● Data records
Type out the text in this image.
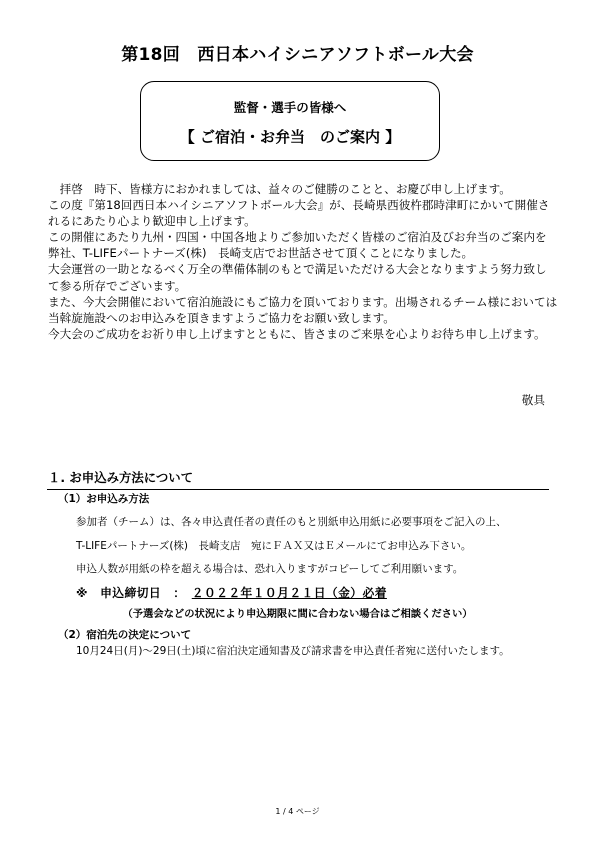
第18回　西日本ハイシニアソフトボール大会
監督・選手の皆様へ
【 ご宿泊・お弁当　のご案内 】

　拝啓　時下、皆様方におかれましては、益々のご健勝のことと、お慶び申し上げます。

この度『第18回西日本ハイシニアソフトボール大会』が、長崎県西彼杵郡時津町にかいて開催されるにあたり心より歓迎申し上げます。

この開催にあたり九州・四国・中国各地よりご参加いただく皆様のご宿泊及びお弁当のご案内を弊社、T-LIFEパートナーズ(株)　長崎支店でお世話させて頂くことになりました。

大会運営の一助となるべく万全の準備体制のもとで満足いただける大会となりますよう努力致して参る所存でございます。

また、今大会開催において宿泊施設にもご協力を頂いております。出場されるチーム様においては当斡旋施設へのお申込みを頂きますようご協力をお願い致します。

今大会のご成功をお祈り申し上げますとともに、皆さまのご来県を心よりお待ち申し上げます。

敬具
１. お申込み方法について
（1）お申込み方法
参加者（チーム）は、各々申込責任者の責任のもと別紙申込用紙に必要事項をご記入の上、
T-LIFEパートナーズ(株)　長崎支店　宛にＦＡＸ又はＥメールにてお申込み下さい。
申込人数が用紙の枠を超える場合は、恐れ入りますがコピーしてご利用願います。
※　申込締切日　：　２０２２年１０月２１日（金）必着
（予選会などの状況により申込期限に間に合わない場合はご相談ください）
（2）宿泊先の決定について
10月24日(月)～29日(土)頃に宿泊決定通知書及び請求書を申込責任者宛に送付いたします。
1 / 4 ページ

● What to work on
Without including any pictures, please restate all the records exactly.

● Result of the task
Type out the text in this image.
第18回　西日本ハイシニアソフトボール大会
監督・選手の皆様へ
【 ご宿泊・お弁当　のご案内 】

　拝啓　時下、皆様方におかれましては、益々のご健勝のことと、お慶び申し上げます。

この度『第18回西日本ハイシニアソフトボール大会』が、長崎県西彼杵郡時津町にかいて開催されるにあたり心より歓迎申し上げます。

この開催にあたり九州・四国・中国各地よりご参加いただく皆様のご宿泊及びお弁当のご案内を弊社、T-LIFEパートナーズ(株)　長崎支店でお世話させて頂くことになりました。

大会運営の一助となるべく万全の準備体制のもとで満足いただける大会となりますよう努力致して参る所存でございます。

また、今大会開催において宿泊施設にもご協力を頂いております。出場されるチーム様においては当斡旋施設へのお申込みを頂きますようご協力をお願い致します。

今大会のご成功をお祈り申し上げますとともに、皆さまのご来県を心よりお待ち申し上げます。

敬具
１. お申込み方法について
（1）お申込み方法
参加者（チーム）は、各々申込責任者の責任のもと別紙申込用紙に必要事項をご記入の上、
T-LIFEパートナーズ(株)　長崎支店　宛にＦＡＸ又はＥメールにてお申込み下さい。
申込人数が用紙の枠を超える場合は、恐れ入りますがコピーしてご利用願います。
※　申込締切日　：　２０２２年１０月２１日（金）必着
（予選会などの状況により申込期限に間に合わない場合はご相談ください）
（2）宿泊先の決定について
10月24日(月)～29日(土)頃に宿泊決定通知書及び請求書を申込責任者宛に送付いたします。
1 / 4 ページ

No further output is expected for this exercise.